Task instructions: Copy every line of the listing exactly.

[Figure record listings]
>> Begin
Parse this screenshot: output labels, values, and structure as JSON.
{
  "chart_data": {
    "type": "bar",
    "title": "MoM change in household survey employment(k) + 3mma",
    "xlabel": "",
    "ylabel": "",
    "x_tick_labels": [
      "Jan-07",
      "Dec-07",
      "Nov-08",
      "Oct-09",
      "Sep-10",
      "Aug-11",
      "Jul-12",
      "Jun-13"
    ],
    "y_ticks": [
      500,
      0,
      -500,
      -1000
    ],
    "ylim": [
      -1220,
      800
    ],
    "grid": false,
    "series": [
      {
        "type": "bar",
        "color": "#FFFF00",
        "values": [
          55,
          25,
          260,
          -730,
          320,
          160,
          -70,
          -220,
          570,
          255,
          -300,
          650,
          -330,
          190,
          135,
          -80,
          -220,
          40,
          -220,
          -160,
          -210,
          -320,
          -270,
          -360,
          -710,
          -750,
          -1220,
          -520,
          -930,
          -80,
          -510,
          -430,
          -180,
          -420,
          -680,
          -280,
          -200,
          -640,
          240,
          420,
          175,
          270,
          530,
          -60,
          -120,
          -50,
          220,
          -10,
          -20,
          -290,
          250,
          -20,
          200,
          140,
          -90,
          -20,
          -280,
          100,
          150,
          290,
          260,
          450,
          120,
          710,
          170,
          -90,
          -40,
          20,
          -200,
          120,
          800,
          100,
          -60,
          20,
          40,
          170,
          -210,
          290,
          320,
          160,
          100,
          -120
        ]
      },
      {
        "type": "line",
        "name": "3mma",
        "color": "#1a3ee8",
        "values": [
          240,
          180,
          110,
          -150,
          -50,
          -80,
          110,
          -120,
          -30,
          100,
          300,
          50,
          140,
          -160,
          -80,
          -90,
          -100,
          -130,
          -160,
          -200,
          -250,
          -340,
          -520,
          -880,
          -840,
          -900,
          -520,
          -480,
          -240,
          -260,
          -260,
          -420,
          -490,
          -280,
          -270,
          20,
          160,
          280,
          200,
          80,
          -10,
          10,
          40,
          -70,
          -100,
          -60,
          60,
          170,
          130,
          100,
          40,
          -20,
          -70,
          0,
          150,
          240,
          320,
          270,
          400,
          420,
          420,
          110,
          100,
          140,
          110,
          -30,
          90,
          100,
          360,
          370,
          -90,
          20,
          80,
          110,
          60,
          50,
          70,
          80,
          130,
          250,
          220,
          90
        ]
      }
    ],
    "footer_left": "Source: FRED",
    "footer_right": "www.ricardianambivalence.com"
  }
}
>> End
The answer:
Parse this screenshot: output labels, values, and structure as JSON.
{
  "chart_data": {
    "type": "bar",
    "title": "MoM change in household survey employment(k) + 3mma",
    "xlabel": "",
    "ylabel": "",
    "x_tick_labels": [
      "Jan-07",
      "Dec-07",
      "Nov-08",
      "Oct-09",
      "Sep-10",
      "Aug-11",
      "Jul-12",
      "Jun-13"
    ],
    "y_ticks": [
      500,
      0,
      -500,
      -1000
    ],
    "ylim": [
      -1220,
      800
    ],
    "grid": false,
    "series": [
      {
        "type": "bar",
        "color": "#FFFF00",
        "values": [
          55,
          25,
          260,
          -730,
          320,
          160,
          -70,
          -220,
          570,
          255,
          -300,
          650,
          -330,
          190,
          135,
          -80,
          -220,
          40,
          -220,
          -160,
          -210,
          -320,
          -270,
          -360,
          -710,
          -750,
          -1220,
          -520,
          -930,
          -80,
          -510,
          -430,
          -180,
          -420,
          -680,
          -280,
          -200,
          -640,
          240,
          420,
          175,
          270,
          530,
          -60,
          -120,
          -50,
          220,
          -10,
          -20,
          -290,
          250,
          -20,
          200,
          140,
          -90,
          -20,
          -280,
          100,
          150,
          290,
          260,
          450,
          120,
          710,
          170,
          -90,
          -40,
          20,
          -200,
          120,
          800,
          100,
          -60,
          20,
          40,
          170,
          -210,
          290,
          320,
          160,
          100,
          -120
        ]
      },
      {
        "type": "line",
        "name": "3mma",
        "color": "#1a3ee8",
        "values": [
          240,
          180,
          110,
          -150,
          -50,
          -80,
          110,
          -120,
          -30,
          100,
          300,
          50,
          140,
          -160,
          -80,
          -90,
          -100,
          -130,
          -160,
          -200,
          -250,
          -340,
          -520,
          -880,
          -840,
          -900,
          -520,
          -480,
          -240,
          -260,
          -260,
          -420,
          -490,
          -280,
          -270,
          20,
          160,
          280,
          200,
          80,
          -10,
          10,
          40,
          -70,
          -100,
          -60,
          60,
          170,
          130,
          100,
          40,
          -20,
          -70,
          0,
          150,
          240,
          320,
          270,
          400,
          420,
          420,
          110,
          100,
          140,
          110,
          -30,
          90,
          100,
          360,
          370,
          -90,
          20,
          80,
          110,
          60,
          50,
          70,
          80,
          130,
          250,
          220,
          90
        ]
      }
    ],
    "footer_left": "Source: FRED",
    "footer_right": "www.ricardianambivalence.com"
  }
}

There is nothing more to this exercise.